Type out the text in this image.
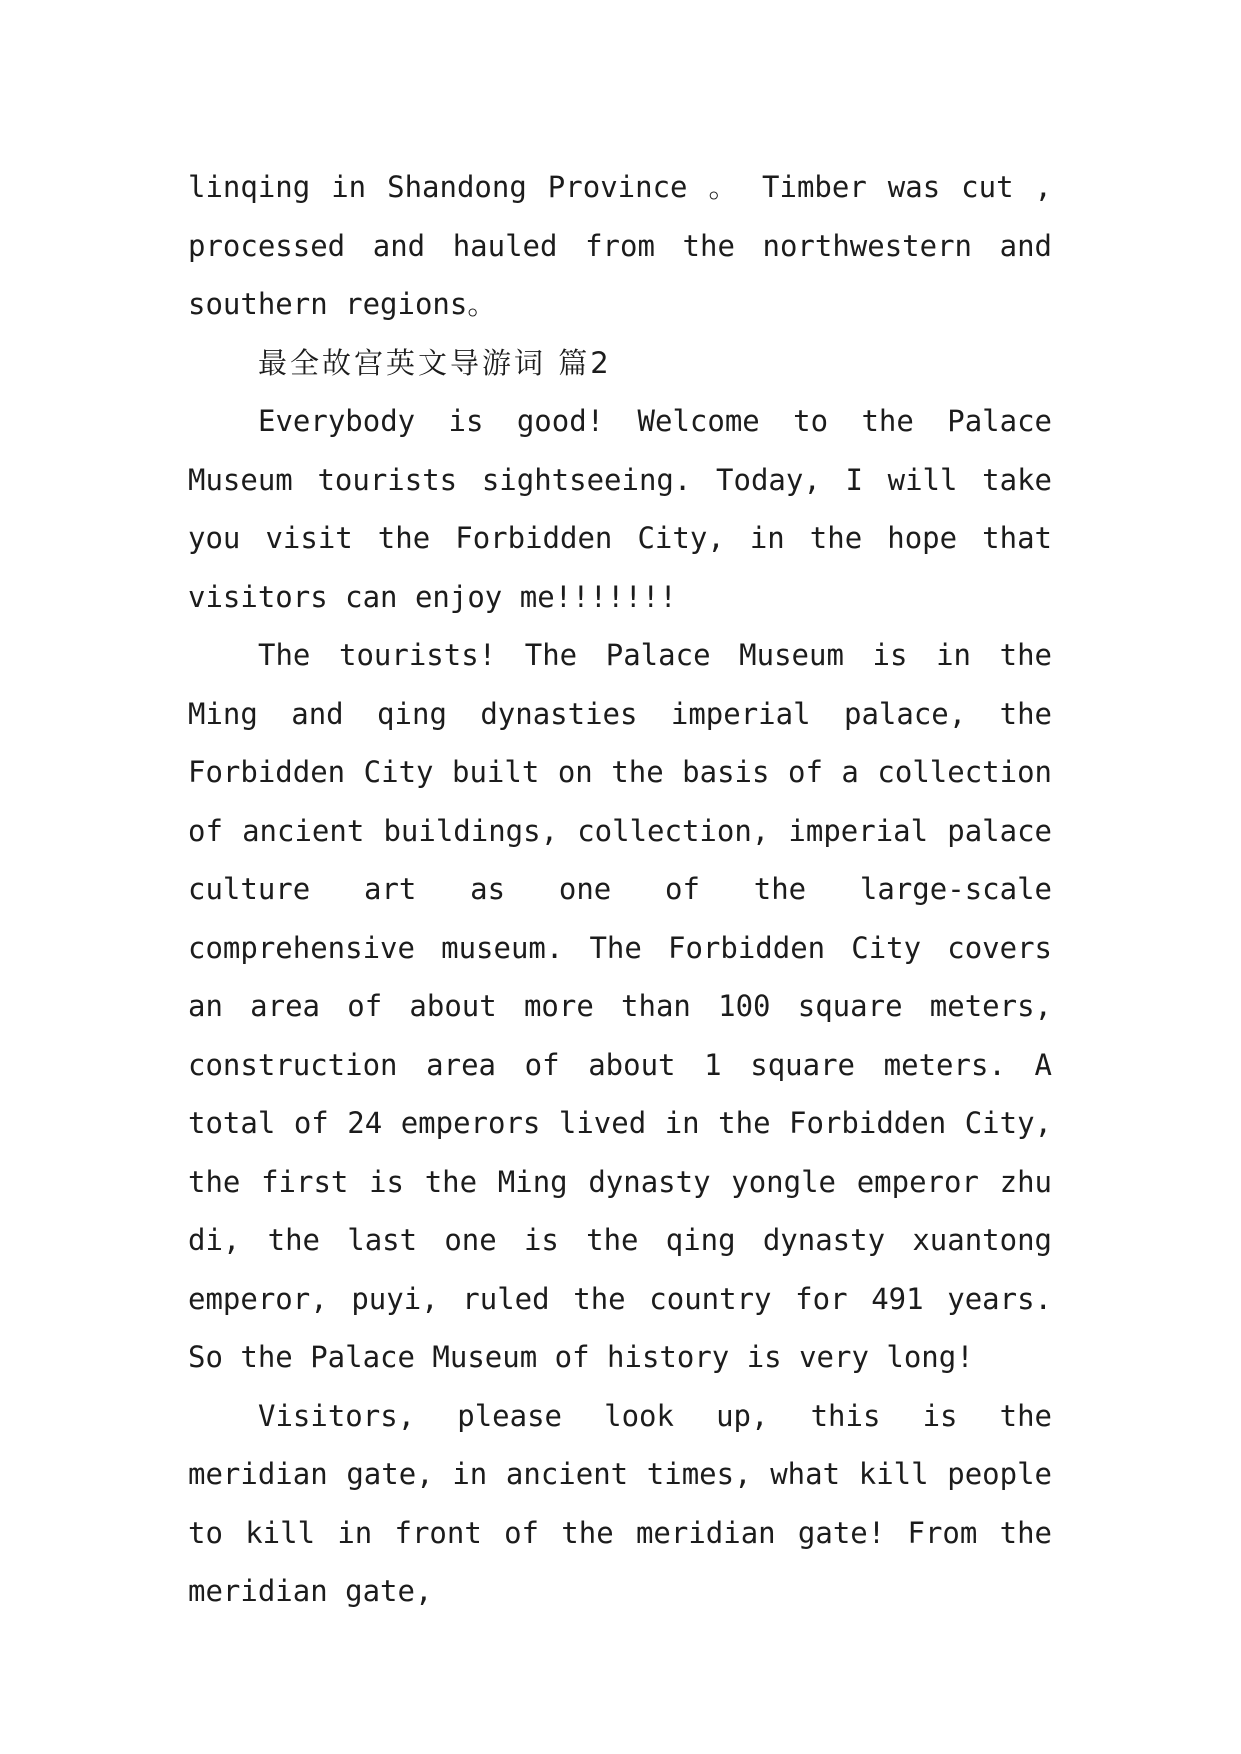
linqing in Shandong Province 。 Timber was cut , processed and hauled from the northwestern and southern regions。

最全故宫英文导游词 篇2

Everybody is good! Welcome to the Palace Museum tourists sightseeing. Today, I will take you visit the Forbidden City, in the hope that visitors can enjoy me!!!!!!!

The tourists! The Palace Museum is in the Ming and qing dynasties imperial palace, the Forbidden City built on the basis of a collection of ancient buildings, collection, imperial palace culture art as one of the large-scale comprehensive museum. The Forbidden City covers an area of about more than 100 square meters, construction area of about 1 square meters. A total of 24 emperors lived in the Forbidden City, the first is the Ming dynasty yongle emperor zhu di, the last one is the qing dynasty xuantong emperor, puyi, ruled the country for 491 years. So the Palace Museum of history is very long!

Visitors, please look up, this is the meridian gate, in ancient times, what kill people to kill in front of the meridian gate! From the meridian gate,
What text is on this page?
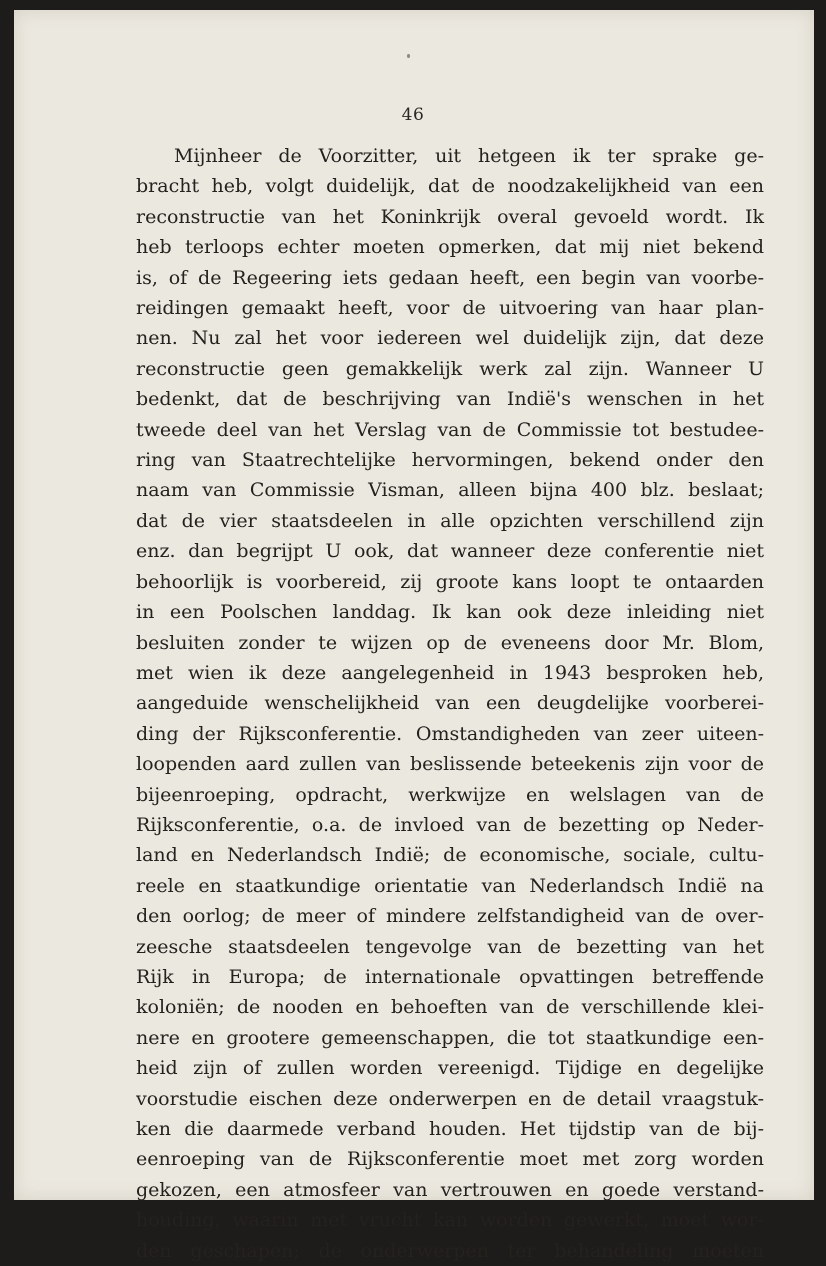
46
Mijnheer de Voorzitter, uit hetgeen ik ter sprake ge-
bracht heb, volgt duidelijk, dat de noodzakelijkheid van een
reconstructie van het Koninkrijk overal gevoeld wordt. Ik
heb terloops echter moeten opmerken, dat mij niet bekend
is, of de Regeering iets gedaan heeft, een begin van voorbe-
reidingen gemaakt heeft, voor de uitvoering van haar plan-
nen. Nu zal het voor iedereen wel duidelijk zijn, dat deze
reconstructie geen gemakkelijk werk zal zijn. Wanneer U
bedenkt, dat de beschrijving van Indië's wenschen in het
tweede deel van het Verslag van de Commissie tot bestudee-
ring van Staatrechtelijke hervormingen, bekend onder den
naam van Commissie Visman, alleen bijna 400 blz. beslaat;
dat de vier staatsdeelen in alle opzichten verschillend zijn
enz. dan begrijpt U ook, dat wanneer deze conferentie niet
behoorlijk is voorbereid, zij groote kans loopt te ontaarden
in een Poolschen landdag. Ik kan ook deze inleiding niet
besluiten zonder te wijzen op de eveneens door Mr. Blom,
met wien ik deze aangelegenheid in 1943 besproken heb,
aangeduide wenschelijkheid van een deugdelijke voorberei-
ding der Rijksconferentie. Omstandigheden van zeer uiteen-
loopenden aard zullen van beslissende beteekenis zijn voor de
bijeenroeping, opdracht, werkwijze en welslagen van de
Rijksconferentie, o.a. de invloed van de bezetting op Neder-
land en Nederlandsch Indië; de economische, sociale, cultu-
reele en staatkundige orientatie van Nederlandsch Indië na
den oorlog; de meer of mindere zelfstandigheid van de over-
zeesche staatsdeelen tengevolge van de bezetting van het
Rijk in Europa; de internationale opvattingen betreffende
koloniën; de nooden en behoeften van de verschillende klei-
nere en grootere gemeenschappen, die tot staatkundige een-
heid zijn of zullen worden vereenigd. Tijdige en degelijke
voorstudie eischen deze onderwerpen en de detail vraagstuk-
ken die daarmede verband houden. Het tijdstip van de bij-
eenroeping van de Rijksconferentie moet met zorg worden
gekozen, een atmosfeer van vertrouwen en goede verstand-
houding, waarin met vrucht kan worden gewerkt, moet wor-
den geschapen; de onderwerpen ter behandeling moeten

## Exercise details
Copy the material above exactly and drop the pictures.

## Answer to this problem
Type out the text in this image.
linqing in Shandong Province 。 Timber was cut , processed and hauled from the northwestern and southern regions。

最全故宫英文导游词 篇2

Everybody is good! Welcome to the Palace Museum tourists sightseeing. Today, I will take you visit the Forbidden City, in the hope that visitors can enjoy me!!!!!!!

The tourists! The Palace Museum is in the Ming and qing dynasties imperial palace, the Forbidden City built on the basis of a collection of ancient buildings, collection, imperial palace culture art as one of the large-scale comprehensive museum. The Forbidden City covers an area of about more than 100 square meters, construction area of about 1 square meters. A total of 24 emperors lived in the Forbidden City, the first is the Ming dynasty yongle emperor zhu di, the last one is the qing dynasty xuantong emperor, puyi, ruled the country for 491 years. So the Palace Museum of history is very long!

Visitors, please look up, this is the meridian gate, in ancient times, what kill people to kill in front of the meridian gate! From the meridian gate,
What text is on this page?
46
Mijnheer de Voorzitter, uit hetgeen ik ter sprake ge-
bracht heb, volgt duidelijk, dat de noodzakelijkheid van een
reconstructie van het Koninkrijk overal gevoeld wordt. Ik
heb terloops echter moeten opmerken, dat mij niet bekend
is, of de Regeering iets gedaan heeft, een begin van voorbe-
reidingen gemaakt heeft, voor de uitvoering van haar plan-
nen. Nu zal het voor iedereen wel duidelijk zijn, dat deze
reconstructie geen gemakkelijk werk zal zijn. Wanneer U
bedenkt, dat de beschrijving van Indië's wenschen in het
tweede deel van het Verslag van de Commissie tot bestudee-
ring van Staatrechtelijke hervormingen, bekend onder den
naam van Commissie Visman, alleen bijna 400 blz. beslaat;
dat de vier staatsdeelen in alle opzichten verschillend zijn
enz. dan begrijpt U ook, dat wanneer deze conferentie niet
behoorlijk is voorbereid, zij groote kans loopt te ontaarden
in een Poolschen landdag. Ik kan ook deze inleiding niet
besluiten zonder te wijzen op de eveneens door Mr. Blom,
met wien ik deze aangelegenheid in 1943 besproken heb,
aangeduide wenschelijkheid van een deugdelijke voorberei-
ding der Rijksconferentie. Omstandigheden van zeer uiteen-
loopenden aard zullen van beslissende beteekenis zijn voor de
bijeenroeping, opdracht, werkwijze en welslagen van de
Rijksconferentie, o.a. de invloed van de bezetting op Neder-
land en Nederlandsch Indië; de economische, sociale, cultu-
reele en staatkundige orientatie van Nederlandsch Indië na
den oorlog; de meer of mindere zelfstandigheid van de over-
zeesche staatsdeelen tengevolge van de bezetting van het
Rijk in Europa; de internationale opvattingen betreffende
koloniën; de nooden en behoeften van de verschillende klei-
nere en grootere gemeenschappen, die tot staatkundige een-
heid zijn of zullen worden vereenigd. Tijdige en degelijke
voorstudie eischen deze onderwerpen en de detail vraagstuk-
ken die daarmede verband houden. Het tijdstip van de bij-
eenroeping van de Rijksconferentie moet met zorg worden
gekozen, een atmosfeer van vertrouwen en goede verstand-
houding, waarin met vrucht kan worden gewerkt, moet wor-
den geschapen; de onderwerpen ter behandeling moeten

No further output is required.